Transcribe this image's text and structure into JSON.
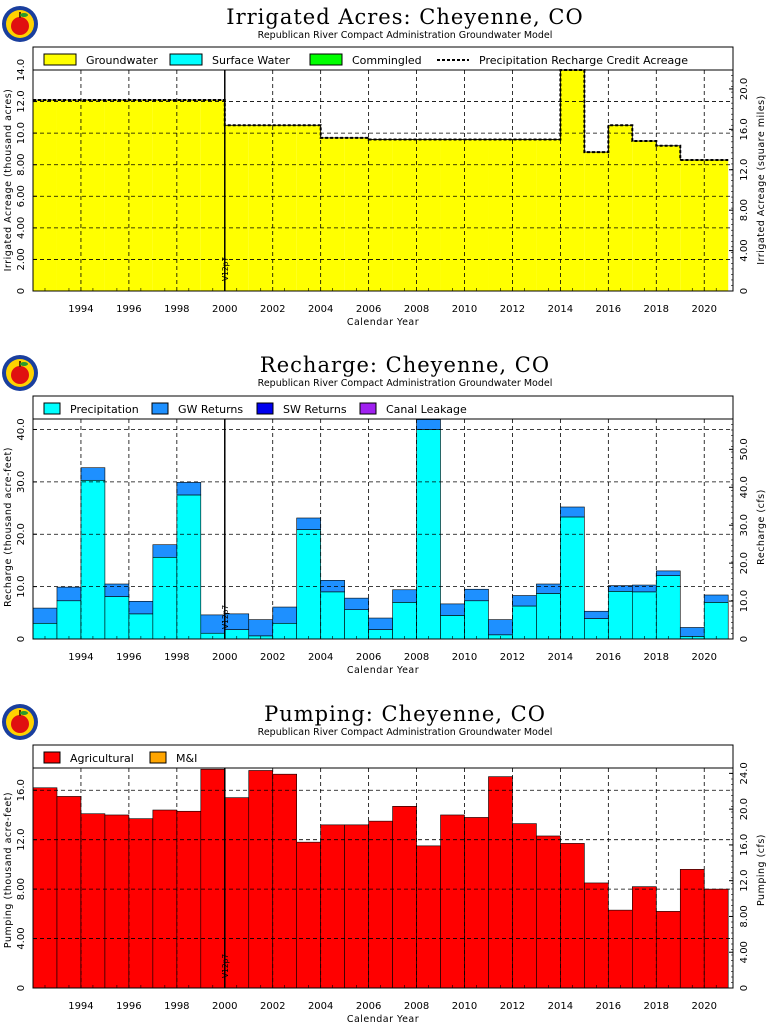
{
  "chart_data": [
    {
      "id": "acres",
      "type": "area",
      "title": "Irrigated Acres: Cheyenne, CO",
      "subtitle": "Republican River Compact Administration Groundwater Model",
      "xlabel": "Calendar Year",
      "ylabel": "Irrigated Acreage (thousand acres)",
      "y2label": "Irrigated Acreage (square miles)",
      "xlim": [
        1992.5,
        2021.7
      ],
      "ylim": [
        0,
        14.0
      ],
      "y2lim": [
        0,
        21.875
      ],
      "yticks": [
        "0",
        "2.00",
        "4.00",
        "6.00",
        "8.00",
        "10.0",
        "12.0",
        "14.0"
      ],
      "y2ticks": [
        "0",
        "4.00",
        "8.00",
        "12.0",
        "16.0",
        "20.0"
      ],
      "xticks": [
        "1994",
        "1996",
        "1998",
        "2000",
        "2002",
        "2004",
        "2006",
        "2008",
        "2010",
        "2012",
        "2014",
        "2016",
        "2018",
        "2020"
      ],
      "grid": true,
      "legend_position": "top",
      "marker": {
        "x": 2000.5,
        "label": "V12p7"
      },
      "x": [
        1993,
        1994,
        1995,
        1996,
        1997,
        1998,
        1999,
        2000,
        2001,
        2002,
        2003,
        2004,
        2005,
        2006,
        2007,
        2008,
        2009,
        2010,
        2011,
        2012,
        2013,
        2014,
        2015,
        2016,
        2017,
        2018,
        2019,
        2020,
        2021
      ],
      "series": [
        {
          "name": "Groundwater",
          "color": "#ffff00",
          "values": [
            12.1,
            12.1,
            12.1,
            12.1,
            12.1,
            12.1,
            12.1,
            12.1,
            10.5,
            10.5,
            10.5,
            10.5,
            9.7,
            9.7,
            9.6,
            9.6,
            9.6,
            9.6,
            9.6,
            9.6,
            9.6,
            9.6,
            14.0,
            8.8,
            10.5,
            9.5,
            9.2,
            8.3,
            8.3
          ]
        },
        {
          "name": "Surface Water",
          "color": "#00ffff",
          "values": [
            0,
            0,
            0,
            0,
            0,
            0,
            0,
            0,
            0,
            0,
            0,
            0,
            0,
            0,
            0,
            0,
            0,
            0,
            0,
            0,
            0,
            0,
            0,
            0,
            0,
            0,
            0,
            0,
            0
          ]
        },
        {
          "name": "Commingled",
          "color": "#00ff00",
          "values": [
            0,
            0,
            0,
            0,
            0,
            0,
            0,
            0,
            0,
            0,
            0,
            0,
            0,
            0,
            0,
            0,
            0,
            0,
            0,
            0,
            0,
            0,
            0,
            0,
            0,
            0,
            0,
            0,
            0
          ]
        }
      ],
      "line": {
        "name": "Precipitation Recharge Credit Acreage",
        "values": [
          12.1,
          12.1,
          12.1,
          12.1,
          12.1,
          12.1,
          12.1,
          12.1,
          10.5,
          10.5,
          10.5,
          10.5,
          9.7,
          9.7,
          9.6,
          9.6,
          9.6,
          9.6,
          9.6,
          9.6,
          9.6,
          9.6,
          14.0,
          8.8,
          10.5,
          9.5,
          9.2,
          8.3,
          8.3
        ]
      }
    },
    {
      "id": "recharge",
      "type": "bar",
      "title": "Recharge: Cheyenne, CO",
      "subtitle": "Republican River Compact Administration Groundwater Model",
      "xlabel": "Calendar Year",
      "ylabel": "Recharge (thousand acre-feet)",
      "y2label": "Recharge (cfs)",
      "xlim": [
        1992.5,
        2021.7
      ],
      "ylim": [
        0,
        42.0
      ],
      "y2lim": [
        0,
        58.0
      ],
      "yticks": [
        "0",
        "10.0",
        "20.0",
        "30.0",
        "40.0"
      ],
      "y2ticks": [
        "0",
        "10.0",
        "20.0",
        "30.0",
        "40.0",
        "50.0"
      ],
      "xticks": [
        "1994",
        "1996",
        "1998",
        "2000",
        "2002",
        "2004",
        "2006",
        "2008",
        "2010",
        "2012",
        "2014",
        "2016",
        "2018",
        "2020"
      ],
      "grid": true,
      "legend_position": "top",
      "marker": {
        "x": 2000.5,
        "label": "V12p7"
      },
      "x": [
        1993,
        1994,
        1995,
        1996,
        1997,
        1998,
        1999,
        2000,
        2001,
        2002,
        2003,
        2004,
        2005,
        2006,
        2007,
        2008,
        2009,
        2010,
        2011,
        2012,
        2013,
        2014,
        2015,
        2016,
        2017,
        2018,
        2019,
        2020,
        2021
      ],
      "series": [
        {
          "name": "Precipitation",
          "color": "#00ffff",
          "values": [
            3.0,
            7.3,
            30.3,
            8.1,
            4.8,
            15.6,
            27.5,
            1.1,
            1.8,
            0.6,
            3.0,
            20.9,
            9.0,
            5.6,
            1.8,
            7.0,
            40.0,
            4.5,
            7.3,
            0.8,
            6.3,
            8.7,
            23.3,
            3.9,
            9.1,
            9.0,
            12.1,
            0.5,
            7.0
          ]
        },
        {
          "name": "GW Returns",
          "color": "#1e90ff",
          "values": [
            2.9,
            2.6,
            2.4,
            2.4,
            2.4,
            2.4,
            2.4,
            3.5,
            3.0,
            3.1,
            3.1,
            2.2,
            2.2,
            2.2,
            2.2,
            2.4,
            1.9,
            2.2,
            2.2,
            2.9,
            2.0,
            1.8,
            1.9,
            1.4,
            1.1,
            1.3,
            0.9,
            1.7,
            1.4
          ]
        },
        {
          "name": "SW Returns",
          "color": "#0000ee",
          "values": [
            0,
            0,
            0,
            0,
            0,
            0,
            0,
            0,
            0,
            0,
            0,
            0,
            0,
            0,
            0,
            0,
            0,
            0,
            0,
            0,
            0,
            0,
            0,
            0,
            0,
            0,
            0,
            0,
            0
          ]
        },
        {
          "name": "Canal Leakage",
          "color": "#a020f0",
          "values": [
            0,
            0,
            0,
            0,
            0,
            0,
            0,
            0,
            0,
            0,
            0,
            0,
            0,
            0,
            0,
            0,
            0,
            0,
            0,
            0,
            0,
            0,
            0,
            0,
            0,
            0,
            0,
            0,
            0
          ]
        }
      ]
    },
    {
      "id": "pumping",
      "type": "bar",
      "title": "Pumping: Cheyenne, CO",
      "subtitle": "Republican River Compact Administration Groundwater Model",
      "xlabel": "Calendar Year",
      "ylabel": "Pumping (thousand acre-feet)",
      "y2label": "Pumping (cfs)",
      "xlim": [
        1992.5,
        2021.7
      ],
      "ylim": [
        0,
        17.8
      ],
      "y2lim": [
        0,
        24.6
      ],
      "yticks": [
        "0",
        "4.00",
        "8.00",
        "12.0",
        "16.0"
      ],
      "y2ticks": [
        "0",
        "4.00",
        "8.00",
        "12.0",
        "16.0",
        "20.0",
        "24.0"
      ],
      "xticks": [
        "1994",
        "1996",
        "1998",
        "2000",
        "2002",
        "2004",
        "2006",
        "2008",
        "2010",
        "2012",
        "2014",
        "2016",
        "2018",
        "2020"
      ],
      "grid": true,
      "legend_position": "top",
      "marker": {
        "x": 2000.5,
        "label": "V12p7"
      },
      "x": [
        1993,
        1994,
        1995,
        1996,
        1997,
        1998,
        1999,
        2000,
        2001,
        2002,
        2003,
        2004,
        2005,
        2006,
        2007,
        2008,
        2009,
        2010,
        2011,
        2012,
        2013,
        2014,
        2015,
        2016,
        2017,
        2018,
        2019,
        2020,
        2021
      ],
      "series": [
        {
          "name": "Agricultural",
          "color": "#ff0000",
          "values": [
            16.2,
            15.5,
            14.1,
            14.0,
            13.7,
            14.4,
            14.3,
            17.7,
            15.4,
            17.6,
            17.3,
            11.8,
            13.2,
            13.2,
            13.5,
            14.7,
            11.5,
            14.0,
            13.8,
            17.1,
            13.3,
            12.3,
            11.7,
            8.5,
            6.3,
            8.2,
            6.2,
            9.6,
            8.0
          ]
        },
        {
          "name": "M&I",
          "color": "#ffa500",
          "values": [
            0,
            0,
            0,
            0,
            0,
            0,
            0,
            0,
            0,
            0,
            0,
            0,
            0,
            0,
            0,
            0,
            0,
            0,
            0,
            0,
            0,
            0,
            0,
            0,
            0,
            0,
            0,
            0,
            0
          ]
        }
      ]
    }
  ]
}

= = =

__DIRECTIONS__: Identify and extract each line of the listing that contains "Irrigated".

__WRITTEN RESPONSE__:
      "title": "Irrigated Acres: Cheyenne, CO",
      "ylabel": "Irrigated Acreage (thousand acres)",
      "y2label": "Irrigated Acreage (square miles)",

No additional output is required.